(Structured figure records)
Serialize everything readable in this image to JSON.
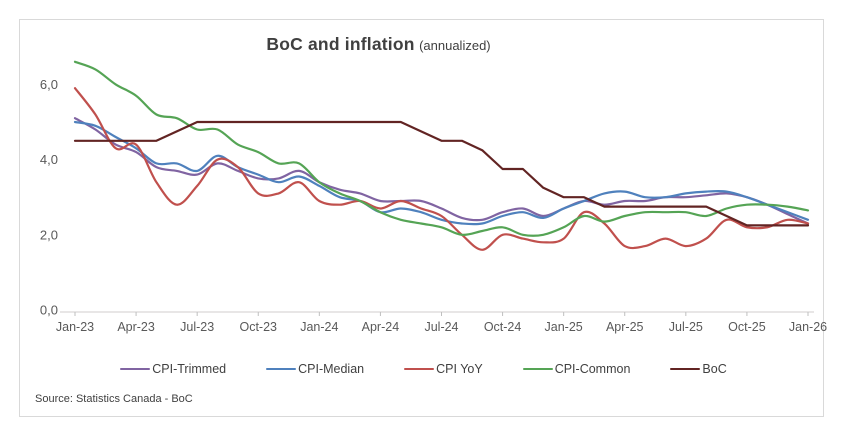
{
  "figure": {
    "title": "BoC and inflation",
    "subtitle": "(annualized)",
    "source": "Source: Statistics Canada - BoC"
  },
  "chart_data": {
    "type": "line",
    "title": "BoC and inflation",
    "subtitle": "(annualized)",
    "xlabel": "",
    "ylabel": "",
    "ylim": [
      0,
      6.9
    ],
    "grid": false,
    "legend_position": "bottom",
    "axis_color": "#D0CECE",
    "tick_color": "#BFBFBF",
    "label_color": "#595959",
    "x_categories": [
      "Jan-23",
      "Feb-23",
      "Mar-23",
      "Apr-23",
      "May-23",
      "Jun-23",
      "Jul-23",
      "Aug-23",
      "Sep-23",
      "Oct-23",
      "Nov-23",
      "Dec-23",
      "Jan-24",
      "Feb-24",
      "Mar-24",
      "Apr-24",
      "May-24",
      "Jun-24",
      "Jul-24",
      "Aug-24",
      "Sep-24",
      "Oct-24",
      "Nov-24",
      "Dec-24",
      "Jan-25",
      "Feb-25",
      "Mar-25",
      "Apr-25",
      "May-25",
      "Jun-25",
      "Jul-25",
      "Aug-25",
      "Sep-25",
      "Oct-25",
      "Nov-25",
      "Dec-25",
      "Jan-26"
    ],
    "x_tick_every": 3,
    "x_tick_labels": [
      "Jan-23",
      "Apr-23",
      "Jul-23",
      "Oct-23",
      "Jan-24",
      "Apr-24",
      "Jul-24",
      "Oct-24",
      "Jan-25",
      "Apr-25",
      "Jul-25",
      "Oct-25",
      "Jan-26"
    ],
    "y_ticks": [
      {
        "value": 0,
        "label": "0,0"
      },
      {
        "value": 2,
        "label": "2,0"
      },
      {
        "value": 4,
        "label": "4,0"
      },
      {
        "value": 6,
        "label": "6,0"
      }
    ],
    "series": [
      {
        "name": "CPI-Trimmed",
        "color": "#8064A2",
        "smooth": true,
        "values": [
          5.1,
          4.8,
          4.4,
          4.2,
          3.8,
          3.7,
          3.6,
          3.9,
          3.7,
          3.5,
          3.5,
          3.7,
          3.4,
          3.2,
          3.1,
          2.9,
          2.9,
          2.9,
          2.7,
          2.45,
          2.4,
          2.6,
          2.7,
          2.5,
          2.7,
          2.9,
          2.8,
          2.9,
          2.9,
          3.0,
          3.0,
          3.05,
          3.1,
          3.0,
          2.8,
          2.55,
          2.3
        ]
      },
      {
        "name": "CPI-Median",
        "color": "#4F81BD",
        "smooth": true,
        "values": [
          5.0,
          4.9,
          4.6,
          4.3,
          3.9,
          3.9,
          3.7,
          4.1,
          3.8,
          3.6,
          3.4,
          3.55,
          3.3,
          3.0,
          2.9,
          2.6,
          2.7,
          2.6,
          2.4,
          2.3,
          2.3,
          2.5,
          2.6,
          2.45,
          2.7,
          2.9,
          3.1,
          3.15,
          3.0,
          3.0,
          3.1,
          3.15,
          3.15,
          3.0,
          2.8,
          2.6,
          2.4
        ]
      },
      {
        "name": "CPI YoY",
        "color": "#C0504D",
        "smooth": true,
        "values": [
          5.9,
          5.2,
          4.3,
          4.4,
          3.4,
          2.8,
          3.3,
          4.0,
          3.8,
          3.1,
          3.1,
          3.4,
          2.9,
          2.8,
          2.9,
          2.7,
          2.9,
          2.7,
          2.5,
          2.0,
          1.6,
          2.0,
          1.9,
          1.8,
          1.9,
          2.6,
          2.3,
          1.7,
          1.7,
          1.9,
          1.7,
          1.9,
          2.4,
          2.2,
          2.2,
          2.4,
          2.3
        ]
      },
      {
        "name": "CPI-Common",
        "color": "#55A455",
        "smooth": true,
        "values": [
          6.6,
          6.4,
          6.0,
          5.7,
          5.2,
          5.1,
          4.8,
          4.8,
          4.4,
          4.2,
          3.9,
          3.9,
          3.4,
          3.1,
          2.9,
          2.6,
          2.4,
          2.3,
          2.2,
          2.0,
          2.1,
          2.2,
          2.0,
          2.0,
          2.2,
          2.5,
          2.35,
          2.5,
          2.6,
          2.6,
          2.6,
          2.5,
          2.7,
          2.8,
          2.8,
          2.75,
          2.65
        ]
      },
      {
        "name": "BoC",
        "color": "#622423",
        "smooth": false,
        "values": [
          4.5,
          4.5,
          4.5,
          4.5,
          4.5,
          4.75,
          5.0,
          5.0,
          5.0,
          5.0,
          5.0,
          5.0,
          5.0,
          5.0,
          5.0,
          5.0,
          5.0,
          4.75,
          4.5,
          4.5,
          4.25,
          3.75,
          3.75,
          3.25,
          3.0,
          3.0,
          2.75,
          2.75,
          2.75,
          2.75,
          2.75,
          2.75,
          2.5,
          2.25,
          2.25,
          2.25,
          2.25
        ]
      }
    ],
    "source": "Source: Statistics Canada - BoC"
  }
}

--

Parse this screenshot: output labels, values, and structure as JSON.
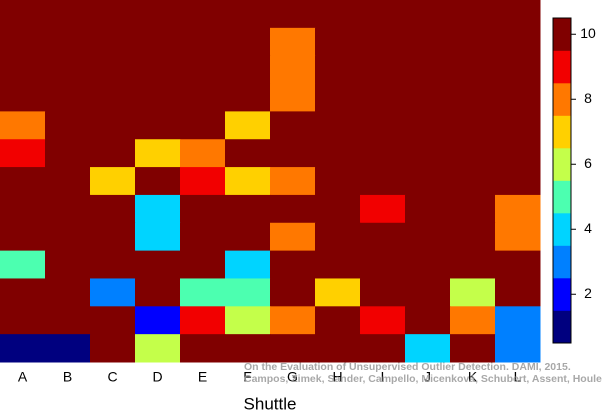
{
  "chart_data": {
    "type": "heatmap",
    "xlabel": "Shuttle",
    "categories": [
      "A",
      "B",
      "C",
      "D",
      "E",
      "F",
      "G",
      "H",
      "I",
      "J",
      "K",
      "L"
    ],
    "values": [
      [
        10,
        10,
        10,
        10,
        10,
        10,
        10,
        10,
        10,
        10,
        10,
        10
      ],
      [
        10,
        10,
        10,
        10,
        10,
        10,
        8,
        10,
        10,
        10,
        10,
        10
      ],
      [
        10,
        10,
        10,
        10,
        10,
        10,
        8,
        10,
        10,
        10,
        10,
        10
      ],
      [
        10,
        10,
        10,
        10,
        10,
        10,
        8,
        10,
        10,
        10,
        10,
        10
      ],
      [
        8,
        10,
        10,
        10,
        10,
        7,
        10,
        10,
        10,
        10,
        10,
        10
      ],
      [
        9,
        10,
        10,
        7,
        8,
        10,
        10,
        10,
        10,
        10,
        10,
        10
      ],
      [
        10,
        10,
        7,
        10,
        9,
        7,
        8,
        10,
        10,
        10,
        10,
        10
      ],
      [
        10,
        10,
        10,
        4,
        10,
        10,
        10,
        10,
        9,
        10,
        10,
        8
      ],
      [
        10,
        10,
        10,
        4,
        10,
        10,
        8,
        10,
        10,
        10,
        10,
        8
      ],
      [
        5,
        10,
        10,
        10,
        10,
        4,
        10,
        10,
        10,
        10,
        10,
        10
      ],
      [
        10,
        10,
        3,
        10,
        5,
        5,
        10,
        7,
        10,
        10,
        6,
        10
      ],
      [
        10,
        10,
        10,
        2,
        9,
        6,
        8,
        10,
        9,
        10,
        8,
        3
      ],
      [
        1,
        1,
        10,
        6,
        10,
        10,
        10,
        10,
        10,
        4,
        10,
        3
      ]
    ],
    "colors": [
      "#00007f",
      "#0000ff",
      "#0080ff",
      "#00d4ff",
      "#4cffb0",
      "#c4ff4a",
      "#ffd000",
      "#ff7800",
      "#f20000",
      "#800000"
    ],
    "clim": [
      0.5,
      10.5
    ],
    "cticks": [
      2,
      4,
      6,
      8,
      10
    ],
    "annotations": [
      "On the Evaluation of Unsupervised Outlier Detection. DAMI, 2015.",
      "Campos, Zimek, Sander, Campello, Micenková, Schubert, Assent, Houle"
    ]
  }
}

What you should do:
Your reply is one number: how many lines of the records above contain the word "name".

Solution below:
5